Problem to work on: Within this material, find every line where the string "dras" appears, and copy it out.

════════════════════

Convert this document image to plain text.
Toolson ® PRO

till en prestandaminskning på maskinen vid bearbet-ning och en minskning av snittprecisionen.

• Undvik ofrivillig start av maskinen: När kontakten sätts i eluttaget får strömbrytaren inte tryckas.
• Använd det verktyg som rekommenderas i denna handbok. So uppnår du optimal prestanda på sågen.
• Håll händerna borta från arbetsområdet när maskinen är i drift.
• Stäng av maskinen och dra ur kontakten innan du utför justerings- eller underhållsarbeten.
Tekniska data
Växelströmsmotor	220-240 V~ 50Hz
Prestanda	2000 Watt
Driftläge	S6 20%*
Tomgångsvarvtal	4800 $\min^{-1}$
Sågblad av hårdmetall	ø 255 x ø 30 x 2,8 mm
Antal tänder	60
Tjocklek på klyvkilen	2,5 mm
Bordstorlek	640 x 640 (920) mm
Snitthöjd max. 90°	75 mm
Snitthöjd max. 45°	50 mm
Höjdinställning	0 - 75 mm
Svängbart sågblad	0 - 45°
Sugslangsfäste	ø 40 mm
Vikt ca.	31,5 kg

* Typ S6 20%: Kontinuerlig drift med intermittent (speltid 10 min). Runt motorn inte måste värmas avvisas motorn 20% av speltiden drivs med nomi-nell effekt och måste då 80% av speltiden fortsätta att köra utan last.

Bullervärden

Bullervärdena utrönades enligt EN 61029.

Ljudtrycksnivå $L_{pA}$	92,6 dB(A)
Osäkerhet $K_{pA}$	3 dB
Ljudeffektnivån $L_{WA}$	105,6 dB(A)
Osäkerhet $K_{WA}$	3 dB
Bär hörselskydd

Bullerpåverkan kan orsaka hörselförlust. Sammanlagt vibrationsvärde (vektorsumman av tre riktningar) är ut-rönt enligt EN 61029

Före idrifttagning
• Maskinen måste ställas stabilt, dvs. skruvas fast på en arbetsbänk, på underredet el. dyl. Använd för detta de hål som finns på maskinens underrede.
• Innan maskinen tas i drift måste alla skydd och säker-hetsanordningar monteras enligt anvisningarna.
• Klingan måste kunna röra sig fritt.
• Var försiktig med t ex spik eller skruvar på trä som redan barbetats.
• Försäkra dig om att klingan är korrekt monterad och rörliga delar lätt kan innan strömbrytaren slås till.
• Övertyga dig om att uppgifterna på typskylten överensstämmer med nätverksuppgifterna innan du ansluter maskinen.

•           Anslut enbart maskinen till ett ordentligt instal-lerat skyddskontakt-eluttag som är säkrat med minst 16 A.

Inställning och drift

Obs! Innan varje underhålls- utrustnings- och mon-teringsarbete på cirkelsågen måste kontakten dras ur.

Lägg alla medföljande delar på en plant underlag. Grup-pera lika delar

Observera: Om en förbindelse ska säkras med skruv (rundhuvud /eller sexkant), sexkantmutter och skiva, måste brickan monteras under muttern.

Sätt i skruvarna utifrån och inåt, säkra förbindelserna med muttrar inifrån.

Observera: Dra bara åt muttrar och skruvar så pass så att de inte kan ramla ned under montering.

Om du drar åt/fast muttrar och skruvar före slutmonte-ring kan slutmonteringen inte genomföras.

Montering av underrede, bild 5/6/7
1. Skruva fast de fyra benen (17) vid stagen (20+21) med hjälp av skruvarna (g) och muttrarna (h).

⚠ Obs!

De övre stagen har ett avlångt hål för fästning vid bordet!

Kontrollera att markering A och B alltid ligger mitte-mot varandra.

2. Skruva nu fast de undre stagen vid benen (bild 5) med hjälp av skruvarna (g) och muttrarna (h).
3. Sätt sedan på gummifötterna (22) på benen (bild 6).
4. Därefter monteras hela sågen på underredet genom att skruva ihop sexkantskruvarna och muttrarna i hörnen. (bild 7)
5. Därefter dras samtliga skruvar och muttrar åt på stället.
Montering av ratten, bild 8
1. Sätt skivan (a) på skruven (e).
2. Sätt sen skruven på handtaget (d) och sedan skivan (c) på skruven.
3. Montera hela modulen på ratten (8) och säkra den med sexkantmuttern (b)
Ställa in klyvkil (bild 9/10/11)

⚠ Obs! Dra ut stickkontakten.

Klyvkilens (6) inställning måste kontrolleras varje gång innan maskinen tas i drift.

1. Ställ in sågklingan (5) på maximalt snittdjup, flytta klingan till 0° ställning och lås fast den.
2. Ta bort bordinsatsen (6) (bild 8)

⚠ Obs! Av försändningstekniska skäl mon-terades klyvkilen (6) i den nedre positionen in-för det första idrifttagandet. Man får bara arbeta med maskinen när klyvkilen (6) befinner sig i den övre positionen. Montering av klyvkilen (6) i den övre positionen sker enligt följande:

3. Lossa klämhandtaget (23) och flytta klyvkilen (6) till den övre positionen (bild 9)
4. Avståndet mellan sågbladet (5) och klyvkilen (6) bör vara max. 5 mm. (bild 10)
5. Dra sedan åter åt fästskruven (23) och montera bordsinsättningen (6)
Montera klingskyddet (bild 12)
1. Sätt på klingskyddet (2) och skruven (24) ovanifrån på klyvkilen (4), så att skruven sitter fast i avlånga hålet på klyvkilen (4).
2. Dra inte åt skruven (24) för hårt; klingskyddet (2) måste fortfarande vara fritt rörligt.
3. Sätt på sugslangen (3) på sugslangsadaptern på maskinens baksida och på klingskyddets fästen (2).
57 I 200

════════════════════

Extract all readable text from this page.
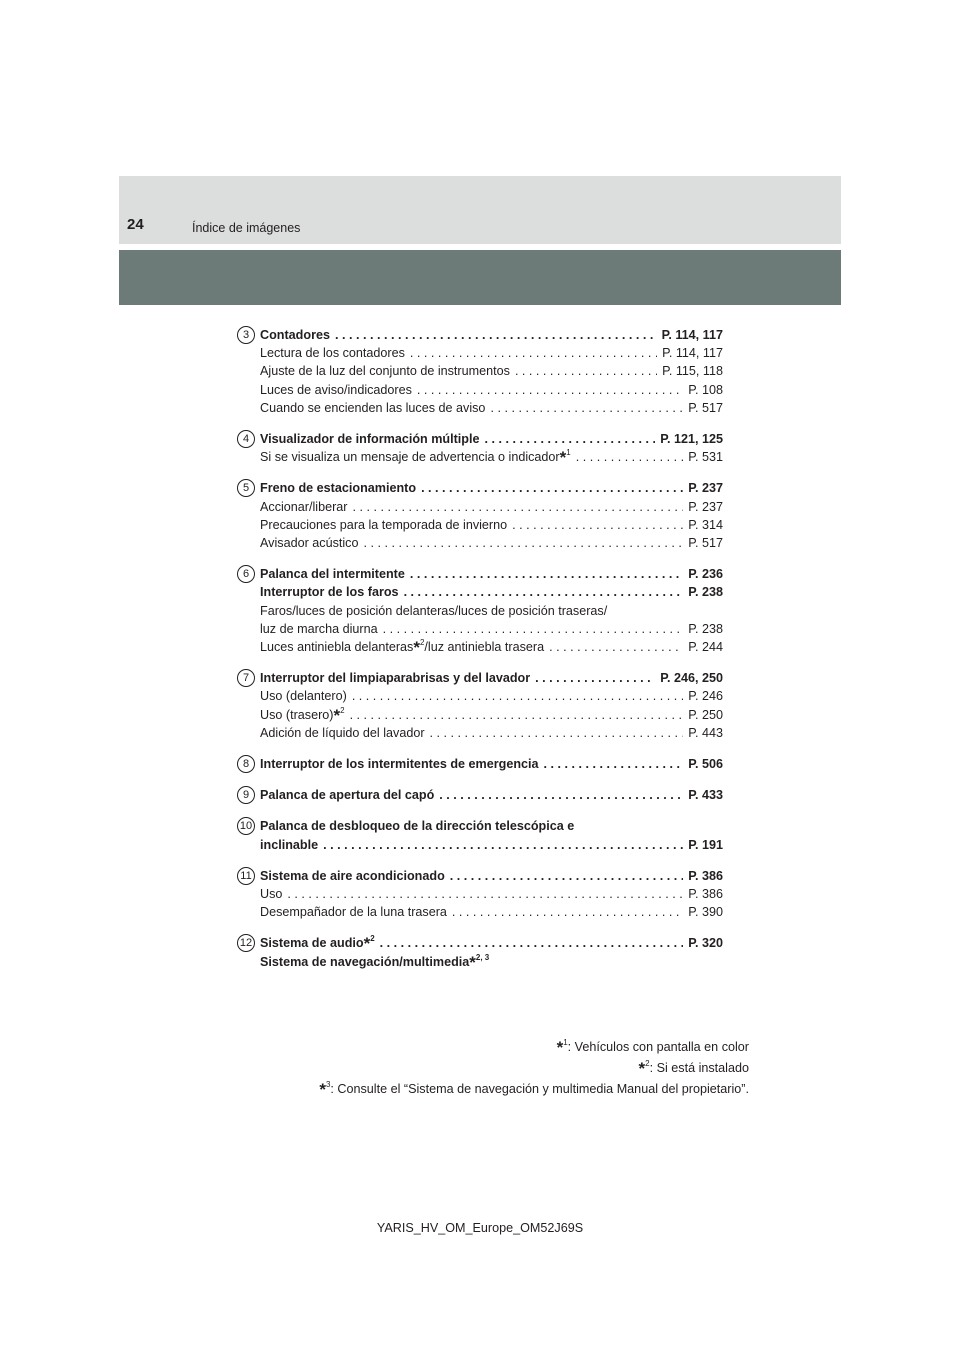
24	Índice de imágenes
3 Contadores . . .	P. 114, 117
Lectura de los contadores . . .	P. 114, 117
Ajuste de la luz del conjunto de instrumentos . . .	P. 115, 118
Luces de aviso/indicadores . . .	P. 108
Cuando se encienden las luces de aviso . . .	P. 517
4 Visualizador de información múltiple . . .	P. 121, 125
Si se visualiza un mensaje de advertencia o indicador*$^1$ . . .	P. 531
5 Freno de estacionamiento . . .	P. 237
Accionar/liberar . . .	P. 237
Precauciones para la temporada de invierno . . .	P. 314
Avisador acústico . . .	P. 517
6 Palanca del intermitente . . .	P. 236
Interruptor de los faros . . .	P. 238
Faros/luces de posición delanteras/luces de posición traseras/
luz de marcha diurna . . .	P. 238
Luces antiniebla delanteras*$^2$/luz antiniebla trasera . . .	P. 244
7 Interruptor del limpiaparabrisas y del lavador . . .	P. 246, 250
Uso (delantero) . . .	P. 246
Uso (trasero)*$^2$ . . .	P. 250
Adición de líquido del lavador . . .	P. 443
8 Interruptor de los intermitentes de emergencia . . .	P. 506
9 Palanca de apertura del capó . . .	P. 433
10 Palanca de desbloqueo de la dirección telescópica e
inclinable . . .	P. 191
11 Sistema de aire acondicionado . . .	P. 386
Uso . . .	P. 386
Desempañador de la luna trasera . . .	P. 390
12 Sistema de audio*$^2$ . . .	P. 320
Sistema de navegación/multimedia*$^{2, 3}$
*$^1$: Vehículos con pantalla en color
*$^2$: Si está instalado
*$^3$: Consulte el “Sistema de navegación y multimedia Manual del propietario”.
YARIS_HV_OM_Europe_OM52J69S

════════════════════

Answer to the exercise:
Obs! Innan varje underhålls- utrustnings- och mon-teringsarbete på cirkelsågen måste kontakten dras ur.
5. Därefter dras samtliga skruvar och muttrar åt på stället.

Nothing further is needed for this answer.